→ DOCUMENT TEXT:
****************************************

[Strategic] Routing
Frederik Ramm
frederik.ramm at geofabrik.de
Sun Mar 6 13:18:12 GMT 2011
Strategic,
after having read the minutes of the latest IRC discussion, I feel
that a few basic points about routing have to be said as not everyone
seems to be clear about them.
1. What do we mean by "doing routing"?
--------------------------------------
* Some people read this as "we run a routing engine on OSMF infrastructure";
* some people read this as "we offer a 'find directions' service on the
www.openstreetmap.org web site".
It is important to note the these two are independent of each other; we
have the following options:
* neither operate a routing engine nor offer directions on the web site
(instead possibly place a link on the web site that says "go to this
excellent MapQuest site if you want directions")
* offer directions on the web site but not operate a routing engine
(e.g. by using MapQuest API, or even allowing the user to choose from
different external offers)
* operate a routing engine but not offer directions on the web site
(e.g. because we view the routing engine as an internal service we run
for our mappers so that they may find bugs better)
* offer directions on the web site *and* operate a routing engine
(likely the web site directions would then be powered by that engine,
but it does not have to be so).
2. Reasons for and against
--------------------------
The following are some obvious reasons for and against each of the
options listed above:
* Directions on web site
- for: makes web site more attractive; shows third parties that OSM is
more than just maps
- against: unclear if we want to be in the business of building cool
end-user facing applications; on its own offers little value-add for
mappers; need to invest work to integrate; danger of attracting
low-quality bug reports
* Operating own routing server
- for: allows the OSM community to define the rules used to build the
routing graph; allows different uses than just route from A to B
- against: needs work to set up and maintain, needs server
infrastructure that costs real money
I am sure there are more reasons than these.
3. Routing for quality improvement
----------------------------------
I have the impression that few members of strategic understand what is
meant be the concept of "having a routing engine could help us improve
quality".
I can think of at least three things here.
a) Just by "playing" around with a trivial routing interface like the
one I set up on routingdemo.geofabrik.de (only fastest automobile
routes; no turn restrictions; no textual result descriptions) people can
and will find and fix errors in the map. To prove this point, see
yesterday's postings on the talk-ca mailing list after I had enabled
routing for Canada on that web site. That simple and playful process
already finds wrong oneway bits, connectivity problems and so on.
We do not need to operate our own routing server to have these benefits,
but it certainly helps; to my knowledge, none of the existing servers
that offer world-wide routing based on OSM data is open source (so we'll
never know how the router computes what it does, and can only guess what
idiosyncrasies in our data lead to a certain result), and since we don't
operate them we're some degrees removed from when and how often data
gets updated etc. - as it were in the concrete Canada example, I could
simply run a manual data update after some problems had been fixed so
that mappers could see the results of their work quickly.

****************************************

→ RECORDS TO USE:
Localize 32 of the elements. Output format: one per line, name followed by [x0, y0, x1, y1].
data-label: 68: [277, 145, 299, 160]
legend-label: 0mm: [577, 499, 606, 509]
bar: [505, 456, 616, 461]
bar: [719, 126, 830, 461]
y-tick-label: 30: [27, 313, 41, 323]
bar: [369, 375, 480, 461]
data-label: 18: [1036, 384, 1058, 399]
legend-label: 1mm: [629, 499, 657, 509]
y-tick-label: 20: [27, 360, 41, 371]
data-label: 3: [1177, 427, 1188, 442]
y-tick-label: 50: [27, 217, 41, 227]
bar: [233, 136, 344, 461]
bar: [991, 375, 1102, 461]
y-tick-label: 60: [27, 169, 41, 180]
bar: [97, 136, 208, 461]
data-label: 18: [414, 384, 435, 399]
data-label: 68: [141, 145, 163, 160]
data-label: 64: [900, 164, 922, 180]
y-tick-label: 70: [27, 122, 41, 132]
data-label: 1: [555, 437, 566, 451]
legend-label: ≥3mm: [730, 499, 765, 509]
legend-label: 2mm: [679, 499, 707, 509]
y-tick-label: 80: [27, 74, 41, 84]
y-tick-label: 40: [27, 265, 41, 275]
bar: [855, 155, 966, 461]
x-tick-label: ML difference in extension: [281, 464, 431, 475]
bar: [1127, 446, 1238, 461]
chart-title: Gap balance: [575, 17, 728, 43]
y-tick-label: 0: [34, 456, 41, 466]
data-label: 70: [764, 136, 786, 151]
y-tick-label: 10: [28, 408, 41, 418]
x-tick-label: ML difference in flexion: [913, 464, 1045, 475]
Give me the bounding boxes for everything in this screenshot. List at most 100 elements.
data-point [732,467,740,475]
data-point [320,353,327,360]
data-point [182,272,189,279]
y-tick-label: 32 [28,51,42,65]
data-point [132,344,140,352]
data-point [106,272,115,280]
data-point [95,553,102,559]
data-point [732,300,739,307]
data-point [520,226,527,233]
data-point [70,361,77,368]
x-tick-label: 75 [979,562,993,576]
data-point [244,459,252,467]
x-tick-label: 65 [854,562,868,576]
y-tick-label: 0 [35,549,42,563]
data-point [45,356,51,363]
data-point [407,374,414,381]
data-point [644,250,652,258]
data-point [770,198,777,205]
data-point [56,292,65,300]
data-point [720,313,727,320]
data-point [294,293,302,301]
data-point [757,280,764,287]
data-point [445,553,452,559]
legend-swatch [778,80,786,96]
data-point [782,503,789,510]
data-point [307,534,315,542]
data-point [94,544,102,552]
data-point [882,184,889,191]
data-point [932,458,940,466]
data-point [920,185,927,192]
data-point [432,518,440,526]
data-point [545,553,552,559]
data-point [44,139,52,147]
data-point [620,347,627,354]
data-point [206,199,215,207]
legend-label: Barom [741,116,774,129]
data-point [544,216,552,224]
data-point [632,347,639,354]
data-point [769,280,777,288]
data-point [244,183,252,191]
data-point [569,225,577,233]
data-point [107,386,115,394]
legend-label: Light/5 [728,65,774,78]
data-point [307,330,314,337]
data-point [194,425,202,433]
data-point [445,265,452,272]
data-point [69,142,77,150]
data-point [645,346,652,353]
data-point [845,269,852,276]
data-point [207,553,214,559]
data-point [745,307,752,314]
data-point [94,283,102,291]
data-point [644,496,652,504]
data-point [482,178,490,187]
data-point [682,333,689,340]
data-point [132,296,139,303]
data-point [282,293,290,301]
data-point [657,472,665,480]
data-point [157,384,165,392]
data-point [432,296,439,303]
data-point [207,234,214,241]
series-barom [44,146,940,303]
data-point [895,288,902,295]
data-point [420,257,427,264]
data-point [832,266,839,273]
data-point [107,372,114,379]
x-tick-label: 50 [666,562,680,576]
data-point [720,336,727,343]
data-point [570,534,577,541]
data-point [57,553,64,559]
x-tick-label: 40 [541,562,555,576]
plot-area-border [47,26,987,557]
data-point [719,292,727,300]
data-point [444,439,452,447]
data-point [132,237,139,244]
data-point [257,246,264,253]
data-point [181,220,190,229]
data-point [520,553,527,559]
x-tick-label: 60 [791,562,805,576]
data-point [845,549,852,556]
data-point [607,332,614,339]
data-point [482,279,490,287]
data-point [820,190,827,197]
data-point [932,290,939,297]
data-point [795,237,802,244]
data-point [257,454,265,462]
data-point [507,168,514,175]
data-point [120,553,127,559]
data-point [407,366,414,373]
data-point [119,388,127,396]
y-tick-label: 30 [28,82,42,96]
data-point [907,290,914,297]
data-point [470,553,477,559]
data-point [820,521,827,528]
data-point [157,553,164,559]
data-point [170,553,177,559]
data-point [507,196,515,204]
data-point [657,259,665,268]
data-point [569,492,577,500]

****************************************

→ EXERCISE REQUIREMENTS:
- a) Reproduce the records word for word, starting at their first line and stopping after the line that contains "data-point [620,347,627,354]".
- b) Write the next part of the mailing list post about routing, continuing from its last sentence.
The routing post and the records are unrelated to each other.

→ ANSWERS IN ORDER:
- a)
Localize 32 of the elements. Output format: one per line, name followed by [x0, y0, x1, y1].
data-label: 68: [277, 145, 299, 160]
legend-label: 0mm: [577, 499, 606, 509]
bar: [505, 456, 616, 461]
bar: [719, 126, 830, 461]
y-tick-label: 30: [27, 313, 41, 323]
bar: [369, 375, 480, 461]
data-label: 18: [1036, 384, 1058, 399]
legend-label: 1mm: [629, 499, 657, 509]
y-tick-label: 20: [27, 360, 41, 371]
data-label: 3: [1177, 427, 1188, 442]
y-tick-label: 50: [27, 217, 41, 227]
bar: [233, 136, 344, 461]
bar: [991, 375, 1102, 461]
y-tick-label: 60: [27, 169, 41, 180]
bar: [97, 136, 208, 461]
data-label: 18: [414, 384, 435, 399]
data-label: 68: [141, 145, 163, 160]
data-label: 64: [900, 164, 922, 180]
y-tick-label: 70: [27, 122, 41, 132]
data-label: 1: [555, 437, 566, 451]
legend-label: ≥3mm: [730, 499, 765, 509]
legend-label: 2mm: [679, 499, 707, 509]
y-tick-label: 80: [27, 74, 41, 84]
y-tick-label: 40: [27, 265, 41, 275]
bar: [855, 155, 966, 461]
x-tick-label: ML difference in extension: [281, 464, 431, 475]
bar: [1127, 446, 1238, 461]
chart-title: Gap balance: [575, 17, 728, 43]
y-tick-label: 0: [34, 456, 41, 466]
data-label: 70: [764, 136, 786, 151]
y-tick-label: 10: [28, 408, 41, 418]
x-tick-label: ML difference in flexion: [913, 464, 1045, 475]
Give me the bounding boxes for everything in this screenshot. List at most 100 elements.
data-point [732,467,740,475]
data-point [320,353,327,360]
data-point [182,272,189,279]
y-tick-label: 32 [28,51,42,65]
data-point [132,344,140,352]
data-point [106,272,115,280]
data-point [95,553,102,559]
data-point [732,300,739,307]
data-point [520,226,527,233]
data-point [70,361,77,368]
x-tick-label: 75 [979,562,993,576]
data-point [244,459,252,467]
x-tick-label: 65 [854,562,868,576]
y-tick-label: 0 [35,549,42,563]
data-point [45,356,51,363]
data-point [407,374,414,381]
data-point [644,250,652,258]
data-point [770,198,777,205]
data-point [56,292,65,300]
data-point [720,313,727,320]
data-point [294,293,302,301]
data-point [757,280,764,287]
data-point [445,553,452,559]
legend-swatch [778,80,786,96]
data-point [782,503,789,510]
data-point [307,534,315,542]
data-point [94,544,102,552]
data-point [882,184,889,191]
data-point [932,458,940,466]
data-point [920,185,927,192]
data-point [432,518,440,526]
data-point [545,553,552,559]
data-point [44,139,52,147]
data-point [620,347,627,354]

- b)
b) A very important bit of any routing engine is the extraction of the
routing graph from OSM data, i.e. the interpretation of OSM data for
routing. This starts with simple questions like "how fast can we assume
to travel on a motorway in Bolivia", but includes also grey areas like
"can the routing engine instruct a motor vehicle to make a 165 degree
turn", or "can the routing engine assume that a pedestrian can cross a
road of type <X> at will", and "what kind of instructions need to be
issued for an intersection with lots of little connecting lanes".
At the moment, everyone who writes a routing engine has to think about
these cases and write code for them, and everyone does it differently.
This means that there are no clear rules on how to interpret OSM data,
and in consequence mappers are not clear about what a router will do if
they map something in a certain way. We can assume (or hope?) that if we
have a routing engine that we control, then that will aid in
quasi-standards forming, just like the common map that we have aids in
forming tagging standards. People aren't expected to "tag for the
router" just as they don't "tag for there renderer" now, but still the
existence of a project-wide routing engine that interprets our data in a
way that can be influenced by the community would probably help a lot in
shaping up our data for routing *and* developing a basic standard for
interpreting it.
c) I can also think of a number of automated quality checks run on top
of a routing engine (for example creating distance matrices). These
could use a standard API (and as such also use a service operated by
someone else), but having our own routing engine would allow us to make
bulk queries more efficient. For example, the routing engine on
routingdemo.geofabrik.de takes less than a millisecond to compute, but
more than 100 milliseconds until it arrives at the client through the
API (because of the creation and parsing of XML messages, gzip
compression, and network latency). So if you have the option of
accessing the routing engine directly (which we could at least in theory
provide were we running our own), such things can be done much more
efficently.
Personally I find these points pretty convincing and reason enough to
want a project-wide proper routing server but then again it is not
something that OSMF necessarily has to do - it could also be done for us
by someone else, a sponsor perhaps.
4. Choice of routing engine
---------------------------
If we are after directions on our web site and do not want to run our
own routing engine then we could simply add any and all routing engines
to our web site; no need for us to spend time choosing a specific one.
If we want to run our own server then, as far as I can see, there are
currently only two Open Source products that can be run on the whole
planet. One is Nic Roet's gosmore engine (PD license), and the other is
the Contract Hierarchies implementation from Karlsruhe University (AGPL
license).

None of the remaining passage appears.